● **The problem**
Restate the data below word for word. Skip any images it contains.

------------------------------------------------------------------------

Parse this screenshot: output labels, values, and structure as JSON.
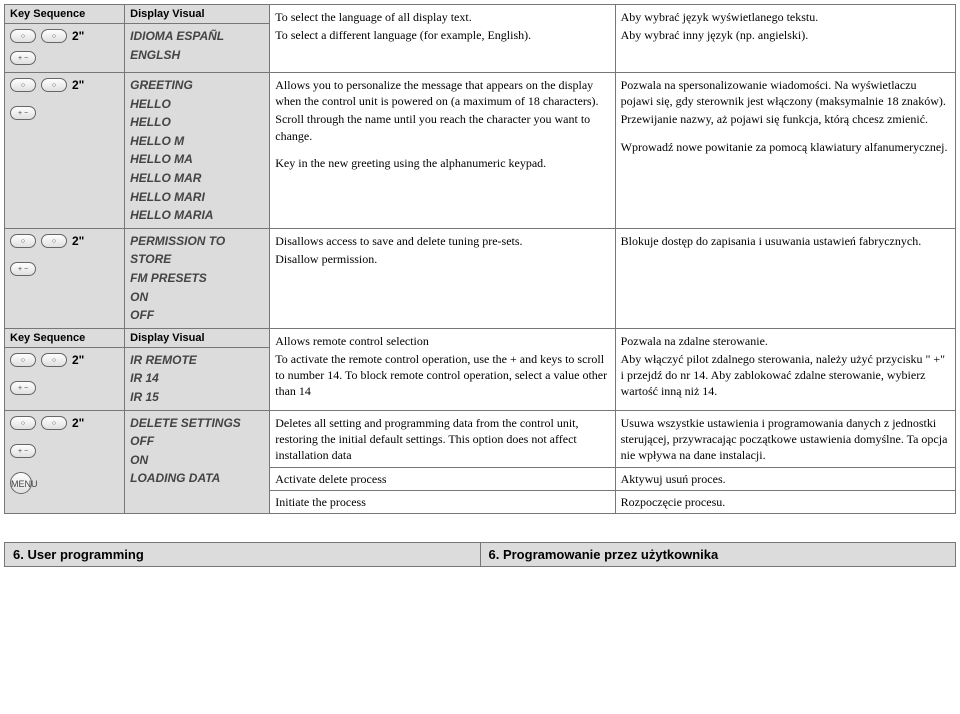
{
  "headers": {
    "key_sequence": "Key Sequence",
    "display_visual": "Display Visual"
  },
  "rows": [
    {
      "dv": [
        "IDIOMA ESPAÑL",
        "ENGLSH"
      ],
      "en": [
        "To select the language of all display text.",
        "To select a different language (for example, English)."
      ],
      "pl": [
        "Aby wybrać język wyświetlanego tekstu.",
        "Aby wybrać inny język (np. angielski)."
      ]
    },
    {
      "dv": [
        "GREETING",
        "HELLO",
        "HELLO",
        "HELLO M",
        "HELLO MA",
        "HELLO MAR",
        "HELLO MARI",
        "HELLO MARIA"
      ],
      "en": [
        "Allows you to personalize the message that appears on the display when the control unit is powered on (a maximum of 18 characters).",
        "Scroll through the name until you reach the character you want to change."
      ],
      "en2": "Key in the new greeting using the alphanumeric keypad.",
      "pl": [
        "Pozwala na spersonalizowanie wiadomości. Na wyświetlaczu pojawi się, gdy sterownik jest włączony (maksymalnie 18 znaków).",
        "Przewijanie nazwy, aż pojawi się funkcja, którą chcesz zmienić."
      ],
      "pl2": "Wprowadź nowe powitanie za pomocą klawiatury alfanumerycznej."
    },
    {
      "dv": [
        "PERMISSION TO STORE",
        "FM PRESETS",
        "ON",
        "OFF"
      ],
      "en": [
        "Disallows access to save and delete tuning pre-sets.",
        "Disallow permission."
      ],
      "pl": [
        "Blokuje dostęp do zapisania i usuwania ustawień fabrycznych."
      ]
    },
    {
      "dv": [
        "IR REMOTE",
        "IR 14",
        "IR 15"
      ],
      "en": [
        "Allows remote control selection",
        "To activate the remote control operation, use the + and keys to scroll to number 14. To block remote control operation, select a value other than 14"
      ],
      "pl": [
        "Pozwala na zdalne sterowanie.",
        "Aby włączyć pilot zdalnego sterowania, należy użyć przycisku \" +\" i przejdź do nr 14. Aby zablokować zdalne sterowanie, wybierz wartość inną niż 14."
      ]
    },
    {
      "dv": [
        "DELETE SETTINGS",
        "OFF",
        "ON",
        "LOADING DATA"
      ],
      "en": [
        "Deletes all setting and programming data from the control unit, restoring the initial default settings. This option does not affect installation data"
      ],
      "en2": "Activate delete process",
      "en3": "Initiate the process",
      "pl": [
        "Usuwa wszystkie ustawienia i programowania danych z jednostki sterującej, przywracając początkowe ustawienia domyślne. Ta opcja nie wpływa na dane instalacji."
      ],
      "pl2": "Aktywuj usuń proces.",
      "pl3": "Rozpoczęcie procesu."
    }
  ],
  "ks": {
    "sec2": "2\"",
    "menu": "MENU",
    "plusminus": "+ / −",
    "plus": "+",
    "minus": "−"
  },
  "footer": {
    "left": "6. User programming",
    "right": "6. Programowanie przez użytkownika"
  }
}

------------------------------------------------------------------------

● **Answer to the task**
Parse this screenshot: output labels, values, and structure as JSON.
{
  "headers": {
    "key_sequence": "Key Sequence",
    "display_visual": "Display Visual"
  },
  "rows": [
    {
      "dv": [
        "IDIOMA ESPAÑL",
        "ENGLSH"
      ],
      "en": [
        "To select the language of all display text.",
        "To select a different language (for example, English)."
      ],
      "pl": [
        "Aby wybrać język wyświetlanego tekstu.",
        "Aby wybrać inny język (np. angielski)."
      ]
    },
    {
      "dv": [
        "GREETING",
        "HELLO",
        "HELLO",
        "HELLO M",
        "HELLO MA",
        "HELLO MAR",
        "HELLO MARI",
        "HELLO MARIA"
      ],
      "en": [
        "Allows you to personalize the message that appears on the display when the control unit is powered on (a maximum of 18 characters).",
        "Scroll through the name until you reach the character you want to change."
      ],
      "en2": "Key in the new greeting using the alphanumeric keypad.",
      "pl": [
        "Pozwala na spersonalizowanie wiadomości. Na wyświetlaczu pojawi się, gdy sterownik jest włączony (maksymalnie 18 znaków).",
        "Przewijanie nazwy, aż pojawi się funkcja, którą chcesz zmienić."
      ],
      "pl2": "Wprowadź nowe powitanie za pomocą klawiatury alfanumerycznej."
    },
    {
      "dv": [
        "PERMISSION TO STORE",
        "FM PRESETS",
        "ON",
        "OFF"
      ],
      "en": [
        "Disallows access to save and delete tuning pre-sets.",
        "Disallow permission."
      ],
      "pl": [
        "Blokuje dostęp do zapisania i usuwania ustawień fabrycznych."
      ]
    },
    {
      "dv": [
        "IR REMOTE",
        "IR 14",
        "IR 15"
      ],
      "en": [
        "Allows remote control selection",
        "To activate the remote control operation, use the + and keys to scroll to number 14. To block remote control operation, select a value other than 14"
      ],
      "pl": [
        "Pozwala na zdalne sterowanie.",
        "Aby włączyć pilot zdalnego sterowania, należy użyć przycisku \" +\" i przejdź do nr 14. Aby zablokować zdalne sterowanie, wybierz wartość inną niż 14."
      ]
    },
    {
      "dv": [
        "DELETE SETTINGS",
        "OFF",
        "ON",
        "LOADING DATA"
      ],
      "en": [
        "Deletes all setting and programming data from the control unit, restoring the initial default settings. This option does not affect installation data"
      ],
      "en2": "Activate delete process",
      "en3": "Initiate the process",
      "pl": [
        "Usuwa wszystkie ustawienia i programowania danych z jednostki sterującej, przywracając początkowe ustawienia domyślne. Ta opcja nie wpływa na dane instalacji."
      ],
      "pl2": "Aktywuj usuń proces.",
      "pl3": "Rozpoczęcie procesu."
    }
  ],
  "ks": {
    "sec2": "2\"",
    "menu": "MENU",
    "plusminus": "+ / −",
    "plus": "+",
    "minus": "−"
  },
  "footer": {
    "left": "6. User programming",
    "right": "6. Programowanie przez użytkownika"
  }
}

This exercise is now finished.